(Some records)
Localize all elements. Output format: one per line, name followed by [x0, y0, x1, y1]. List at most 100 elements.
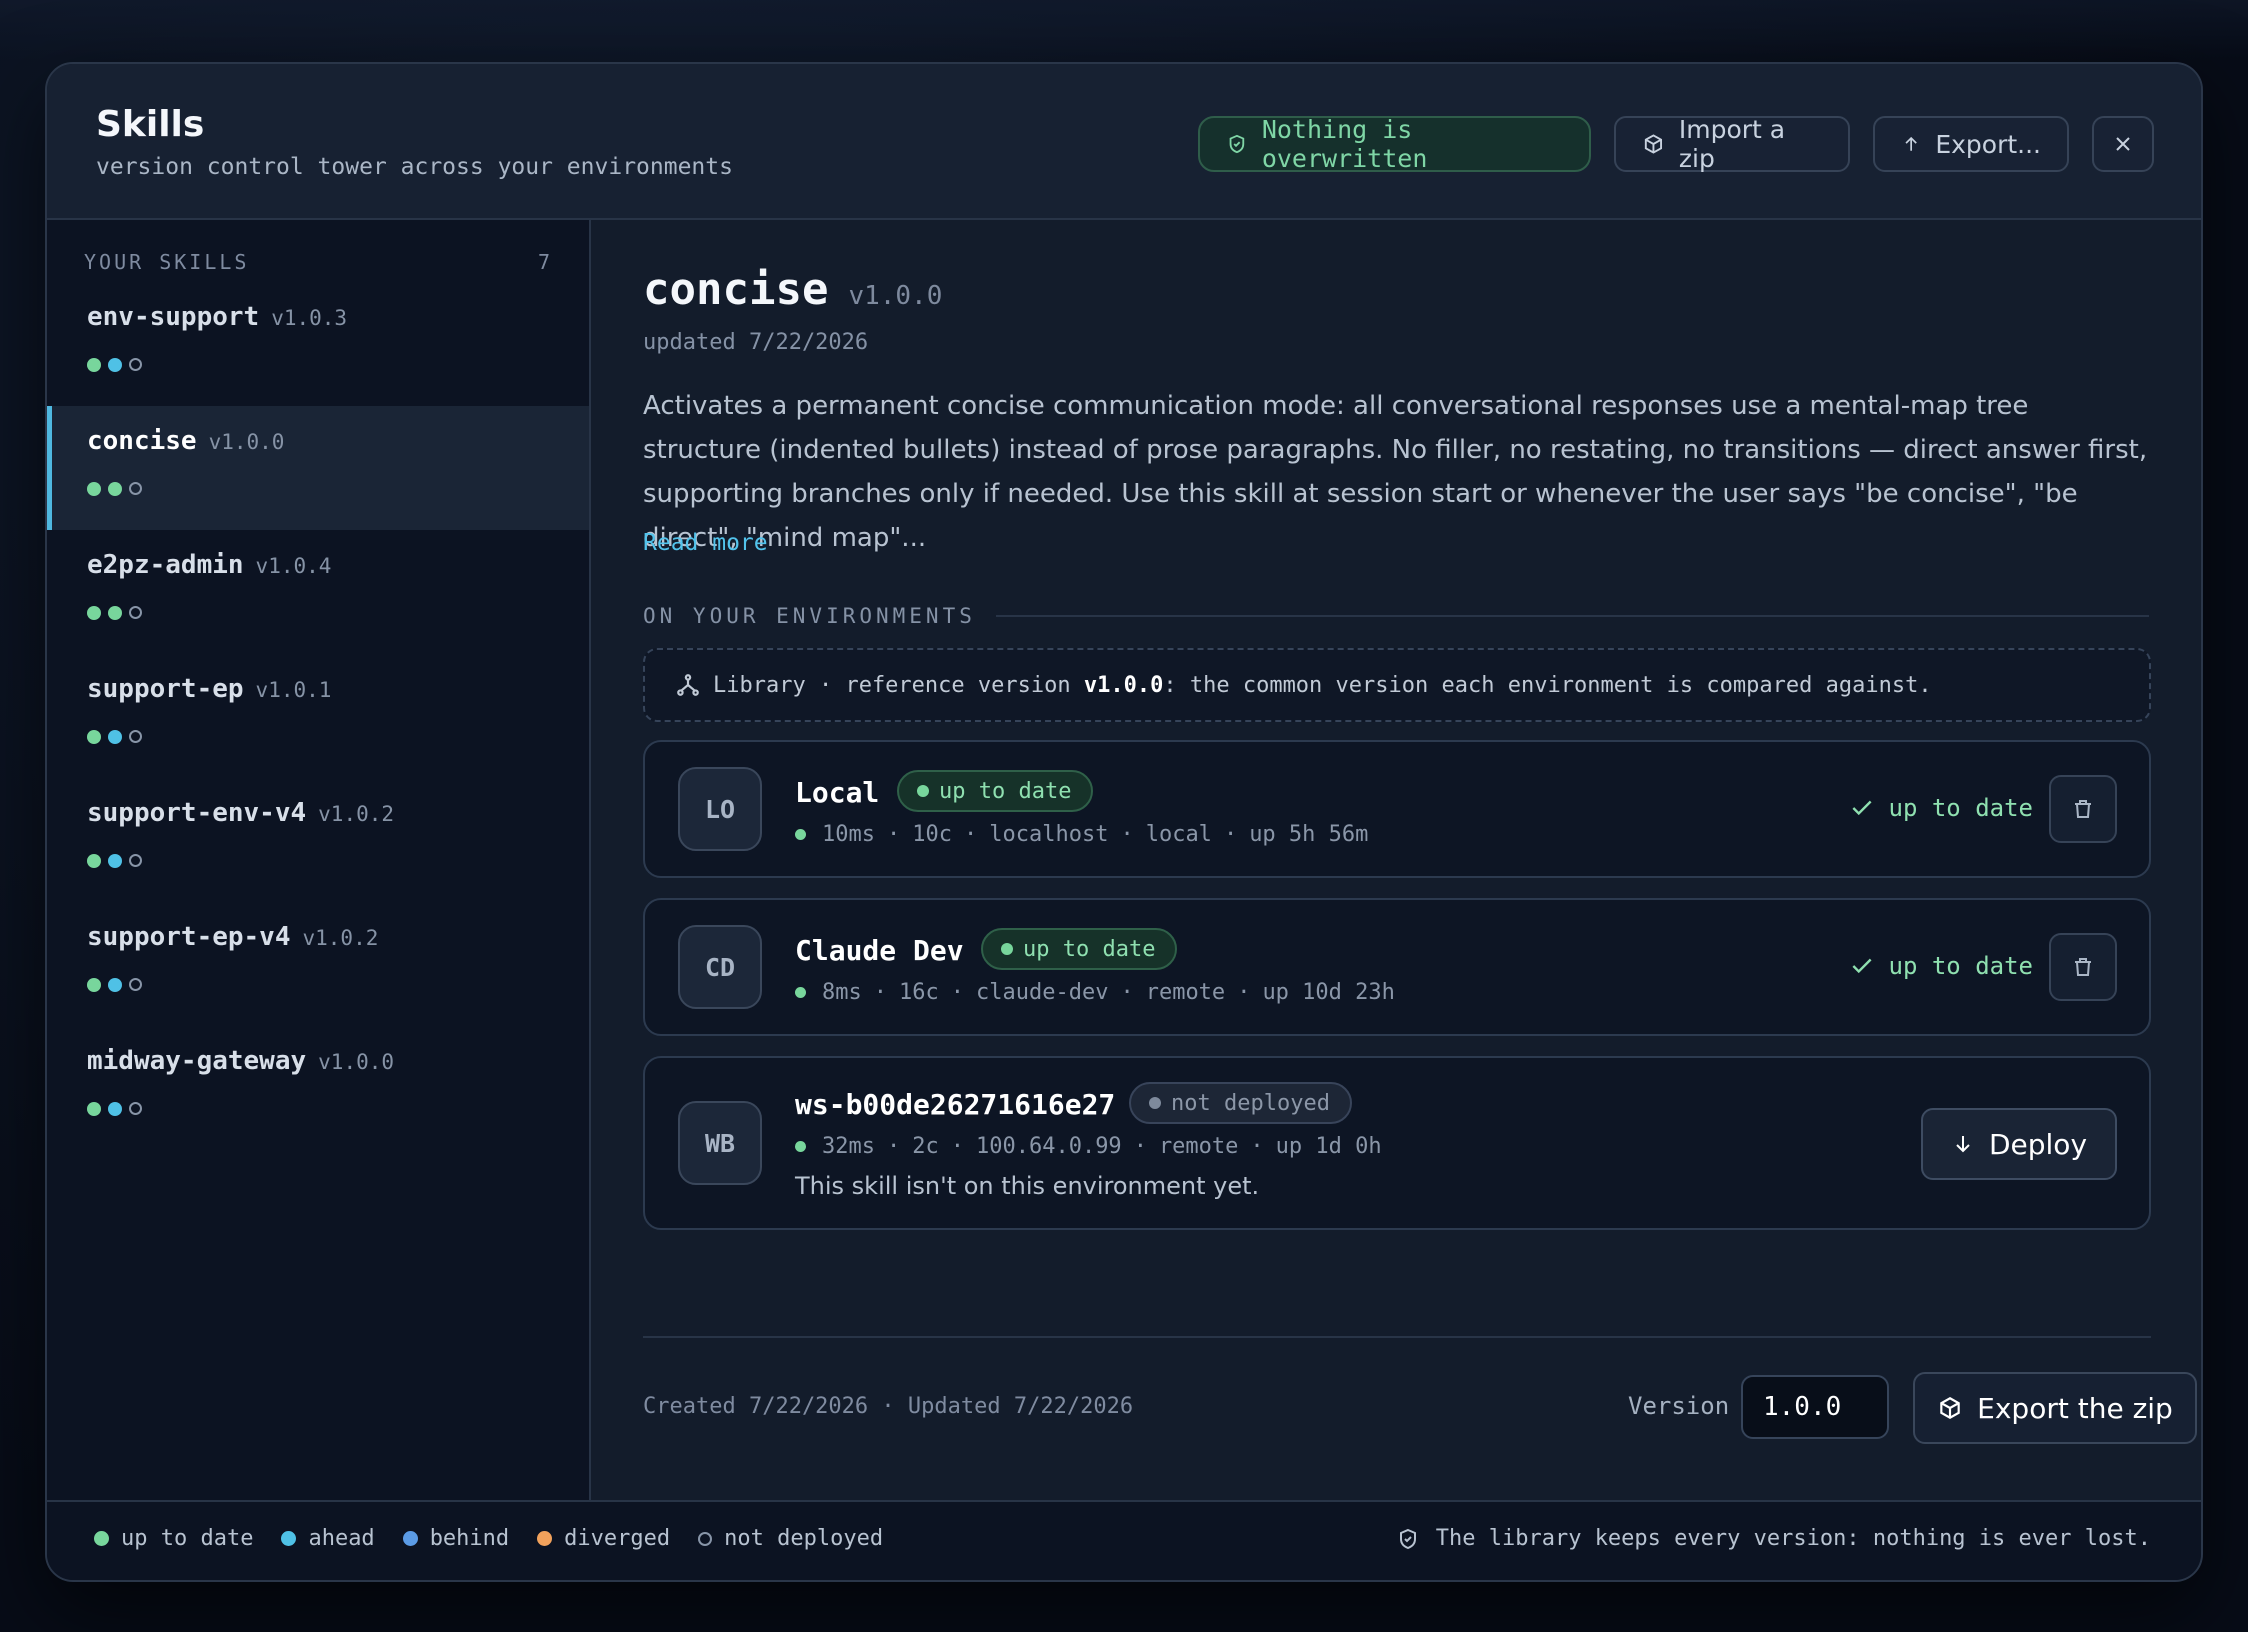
sidebar-item-e2pz-admin[interactable]: e2pz-admin v1.0.4 — [47, 530, 589, 654]
online-dot — [795, 829, 806, 840]
env-name: Local — [795, 776, 880, 809]
env-uptime: up 10d 23h — [1262, 980, 1395, 1005]
sidebar-item-env-support[interactable]: env-support v1.0.3 — [47, 282, 589, 406]
legend-label: up to date — [121, 1526, 254, 1551]
import-label: Import a zip — [1678, 115, 1786, 173]
environments-section-label: ON YOUR ENVIRONMENTS — [643, 604, 2149, 628]
status-dot — [1001, 943, 1013, 955]
skill-description: Activates a permanent concise communicat… — [643, 391, 2148, 553]
env-card-local: LO Local up to date 10ms · 10c · localhost… — [643, 740, 2151, 878]
env-meta: 32ms · 2c · 100.64.0.99 · remote · up 1d 0h — [795, 1134, 1382, 1159]
skill-version-text: v1.0.4 — [255, 554, 332, 578]
sidebar-item-support-ep[interactable]: support-ep v1.0.1 — [47, 654, 589, 778]
sync-status-label: up to date — [1888, 952, 2034, 980]
legend-dot — [94, 1531, 109, 1546]
modal-subtitle: version control tower across your enviro… — [96, 154, 733, 180]
skill-name-text: e2pz-admin — [87, 550, 244, 580]
background-app — [0, 0, 2248, 60]
detail-divider — [643, 1336, 2151, 1338]
sidebar-item-support-env-v4[interactable]: support-env-v4 v1.0.2 — [47, 778, 589, 902]
library-suffix: : the common version each environment is… — [1163, 672, 1932, 698]
env-host: claude-dev — [976, 980, 1109, 1005]
legend-item: diverged — [537, 1526, 670, 1551]
env-uptime: up 5h 56m — [1249, 822, 1369, 847]
section-label-text: ON YOUR ENVIRONMENTS — [643, 604, 976, 628]
status-dot — [108, 978, 122, 992]
legend-label: behind — [429, 1526, 510, 1551]
status-dot — [129, 978, 142, 991]
status-dot — [87, 978, 101, 992]
env-meta: 8ms · 16c · claude-dev · remote · up 10d 23h — [795, 980, 1395, 1005]
footer-note: The library keeps every version: nothing… — [1396, 1526, 2151, 1551]
env-uptime: up 1d 0h — [1275, 1134, 1382, 1159]
legend-item: up to date — [94, 1526, 253, 1551]
skill-item-name: e2pz-admin v1.0.4 — [87, 550, 331, 580]
status-dot — [87, 482, 101, 496]
deploy-label: Deploy — [1988, 1127, 2088, 1161]
library-version: v1.0.0 — [1083, 672, 1164, 698]
status-dot — [129, 1102, 142, 1115]
status-dot — [87, 854, 101, 868]
status-dot — [108, 482, 122, 496]
skill-name-text: concise — [87, 426, 197, 456]
deploy-button[interactable]: Deploy — [1921, 1108, 2117, 1180]
status-dot — [129, 358, 142, 371]
skill-name: concise — [643, 264, 829, 315]
env-message: This skill isn't on this environment yet… — [795, 1172, 1260, 1200]
env-sync-status: up to date — [1849, 794, 2033, 822]
sidebar-item-support-ep-v4[interactable]: support-ep-v4 v1.0.2 — [47, 902, 589, 1026]
env-status-pill: not deployed — [1129, 1082, 1352, 1124]
env-status-dots — [87, 854, 142, 868]
version-input[interactable]: 1.0.0 — [1741, 1375, 1889, 1439]
legend-dot — [698, 1531, 713, 1546]
env-name: ws-b00de26271616e27 — [795, 1088, 1116, 1121]
remove-from-env-button[interactable] — [2049, 933, 2117, 1001]
legend-dot — [537, 1531, 553, 1546]
export-button[interactable]: Export... — [1873, 116, 2069, 172]
env-status-dots — [87, 730, 142, 744]
modal-header: Skills version control tower across your… — [47, 64, 2201, 220]
online-dot — [795, 987, 806, 998]
env-latency: 8ms — [822, 980, 862, 1005]
status-dot — [87, 358, 101, 372]
legend-dot — [402, 1531, 418, 1546]
skill-version-text: v1.0.3 — [271, 306, 348, 330]
env-status-dots — [87, 482, 142, 496]
trash-icon — [2075, 958, 2091, 976]
env-status-pill: up to date — [981, 928, 1178, 970]
branch-icon — [677, 674, 699, 696]
read-more-link[interactable]: Read more — [643, 530, 768, 556]
skill-item-name: support-env-v4 v1.0.2 — [87, 798, 394, 828]
modal-footer: up to date ahead behind diverged not deploye… — [47, 1500, 2201, 1580]
status-legend: up to date ahead behind diverged not deploye… — [94, 1526, 883, 1551]
sidebar-item-concise[interactable]: concise v1.0.0 — [47, 406, 589, 530]
pill-label: up to date — [1023, 936, 1156, 962]
import-zip-button[interactable]: Import a zip — [1614, 115, 1850, 173]
status-dot — [129, 482, 142, 495]
skill-item-name: env-support v1.0.3 — [87, 302, 347, 332]
close-button[interactable] — [2092, 116, 2154, 172]
skill-version: v1.0.0 — [848, 281, 943, 311]
pill-label: up to date — [939, 778, 1072, 804]
skill-heading: concise v1.0.0 — [643, 264, 942, 315]
status-dot — [108, 1102, 122, 1116]
remove-from-env-button[interactable] — [2049, 775, 2117, 843]
env-card-claude-dev: CD Claude Dev up to date 8ms · 16c · claud… — [643, 898, 2151, 1036]
skills-modal: Skills version control tower across your… — [45, 62, 2203, 1582]
env-avatar: LO — [678, 767, 762, 851]
export-zip-button[interactable]: Export the zip — [1913, 1372, 2197, 1444]
export-zip-label: Export the zip — [1977, 1391, 2173, 1425]
skills-count: 7 — [537, 250, 553, 274]
skill-name-text: support-env-v4 — [87, 798, 307, 828]
sidebar-item-midway-gateway[interactable]: midway-gateway v1.0.0 — [47, 1026, 589, 1150]
status-dot — [87, 730, 101, 744]
env-type: remote — [1158, 1134, 1239, 1159]
skill-name-text: support-ep — [87, 674, 244, 704]
env-sync-status: up to date — [1849, 952, 2034, 980]
skill-version-text: v1.0.0 — [318, 1050, 395, 1074]
status-dot — [1149, 1097, 1161, 1109]
close-icon — [2116, 137, 2130, 151]
env-meta: 10ms · 10c · localhost · local · up 5h 56m — [795, 822, 1368, 847]
env-latency: 32ms — [822, 1134, 875, 1159]
arrow-down-icon — [1956, 1136, 1970, 1153]
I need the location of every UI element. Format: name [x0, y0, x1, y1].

WRITTEN REQUEST>
Repeat all of the lines above word for word, but leave out the pictures.

OUTPUT FOR THIS TASK>
Localize all elements. Output format: one per line, name followed by [x0, y0, x1, y1]. List at most 100 elements.
sidebar-item-e2pz-admin[interactable]: e2pz-admin v1.0.4 — [47, 530, 589, 654]
online-dot — [795, 829, 806, 840]
env-name: Local — [795, 776, 880, 809]
env-uptime: up 10d 23h — [1262, 980, 1395, 1005]
sidebar-item-env-support[interactable]: env-support v1.0.3 — [47, 282, 589, 406]
legend-label: up to date — [121, 1526, 254, 1551]
import-label: Import a zip — [1678, 115, 1786, 173]
environments-section-label: ON YOUR ENVIRONMENTS — [643, 604, 2149, 628]
status-dot — [1001, 943, 1013, 955]
skill-description: Activates a permanent concise communicat… — [643, 391, 2148, 553]
env-card-local: LO Local up to date 10ms · 10c · localhost… — [643, 740, 2151, 878]
env-meta: 32ms · 2c · 100.64.0.99 · remote · up 1d 0h — [795, 1134, 1382, 1159]
skill-version-text: v1.0.4 — [255, 554, 332, 578]
sidebar-item-support-ep[interactable]: support-ep v1.0.1 — [47, 654, 589, 778]
sync-status-label: up to date — [1888, 952, 2034, 980]
legend-dot — [94, 1531, 109, 1546]
modal-subtitle: version control tower across your enviro… — [96, 154, 733, 180]
skill-name-text: e2pz-admin — [87, 550, 244, 580]
background-app — [0, 0, 2248, 60]
detail-divider — [643, 1336, 2151, 1338]
sidebar-item-support-env-v4[interactable]: support-env-v4 v1.0.2 — [47, 778, 589, 902]
library-suffix: : the common version each environment is… — [1163, 672, 1932, 698]
env-host: claude-dev — [976, 980, 1109, 1005]
legend-item: diverged — [537, 1526, 670, 1551]
env-uptime: up 5h 56m — [1249, 822, 1369, 847]
section-label-text: ON YOUR ENVIRONMENTS — [643, 604, 976, 628]
status-dot — [108, 978, 122, 992]
legend-label: behind — [429, 1526, 510, 1551]
status-dot — [129, 978, 142, 991]
status-dot — [87, 978, 101, 992]
env-meta: 8ms · 16c · claude-dev · remote · up 10d 23h — [795, 980, 1395, 1005]
footer-note: The library keeps every version: nothing… — [1396, 1526, 2151, 1551]
env-uptime: up 1d 0h — [1275, 1134, 1382, 1159]
legend-item: up to date — [94, 1526, 253, 1551]
skill-item-name: e2pz-admin v1.0.4 — [87, 550, 331, 580]
status-dot — [87, 482, 101, 496]
deploy-label: Deploy — [1988, 1127, 2088, 1161]
library-version: v1.0.0 — [1083, 672, 1164, 698]
status-dot — [129, 1102, 142, 1115]
status-dot — [87, 854, 101, 868]
status-dot — [108, 482, 122, 496]
skill-name-text: concise — [87, 426, 197, 456]
deploy-button[interactable]: Deploy — [1921, 1108, 2117, 1180]
status-dot — [129, 358, 142, 371]
skill-name: concise — [643, 264, 829, 315]
env-message: This skill isn't on this environment yet… — [795, 1172, 1260, 1200]
env-sync-status: up to date — [1849, 794, 2033, 822]
sidebar-item-support-ep-v4[interactable]: support-ep-v4 v1.0.2 — [47, 902, 589, 1026]
env-status-pill: not deployed — [1129, 1082, 1352, 1124]
env-status-dots — [87, 854, 142, 868]
version-input[interactable]: 1.0.0 — [1741, 1375, 1889, 1439]
legend-dot — [698, 1531, 713, 1546]
env-name: ws-b00de26271616e27 — [795, 1088, 1116, 1121]
remove-from-env-button[interactable] — [2049, 933, 2117, 1001]
legend-dot — [537, 1531, 553, 1546]
export-button[interactable]: Export... — [1873, 116, 2069, 172]
env-status-dots — [87, 730, 142, 744]
modal-header: Skills version control tower across your… — [47, 64, 2201, 220]
online-dot — [795, 987, 806, 998]
env-latency: 8ms — [822, 980, 862, 1005]
status-dot — [87, 358, 101, 372]
legend-dot — [402, 1531, 418, 1546]
skill-version-text: v1.0.3 — [271, 306, 348, 330]
env-status-dots — [87, 482, 142, 496]
trash-icon — [2075, 958, 2091, 976]
env-status-pill: up to date — [981, 928, 1178, 970]
branch-icon — [677, 674, 699, 696]
read-more-link[interactable]: Read more — [643, 530, 768, 556]
skill-item-name: support-env-v4 v1.0.2 — [87, 798, 394, 828]
modal-footer: up to date ahead behind diverged not deploye… — [47, 1500, 2201, 1580]
status-legend: up to date ahead behind diverged not deploye… — [94, 1526, 883, 1551]
sidebar-item-concise[interactable]: concise v1.0.0 — [47, 406, 589, 530]
pill-label: up to date — [1023, 936, 1156, 962]
import-zip-button[interactable]: Import a zip — [1614, 115, 1850, 173]
status-dot — [129, 482, 142, 495]
skill-item-name: env-support v1.0.3 — [87, 302, 347, 332]
close-button[interactable] — [2092, 116, 2154, 172]
skill-version: v1.0.0 — [848, 281, 943, 311]
pill-label: up to date — [939, 778, 1072, 804]
skill-heading: concise v1.0.0 — [643, 264, 942, 315]
status-dot — [108, 1102, 122, 1116]
remove-from-env-button[interactable] — [2049, 775, 2117, 843]
env-card-claude-dev: CD Claude Dev up to date 8ms · 16c · claud… — [643, 898, 2151, 1036]
skills-modal: Skills version control tower across your… — [45, 62, 2203, 1582]
env-avatar: LO — [678, 767, 762, 851]
export-zip-button[interactable]: Export the zip — [1913, 1372, 2197, 1444]
export-zip-label: Export the zip — [1977, 1391, 2173, 1425]
skills-count: 7 — [537, 250, 553, 274]
skill-name-text: support-env-v4 — [87, 798, 307, 828]
sidebar-item-midway-gateway[interactable]: midway-gateway v1.0.0 — [47, 1026, 589, 1150]
status-dot — [87, 730, 101, 744]
env-type: remote — [1158, 1134, 1239, 1159]
skill-name-text: support-ep — [87, 674, 244, 704]
env-sync-status: up to date — [1849, 952, 2034, 980]
skill-version-text: v1.0.0 — [318, 1050, 395, 1074]
status-dot — [1149, 1097, 1161, 1109]
close-icon — [2116, 137, 2130, 151]
env-meta: 10ms · 10c · localhost · local · up 5h 56m — [795, 822, 1368, 847]
env-latency: 32ms — [822, 1134, 875, 1159]
arrow-down-icon — [1956, 1136, 1970, 1153]
I need the location of every UI element. Format: name [x0, y0, x1, y1].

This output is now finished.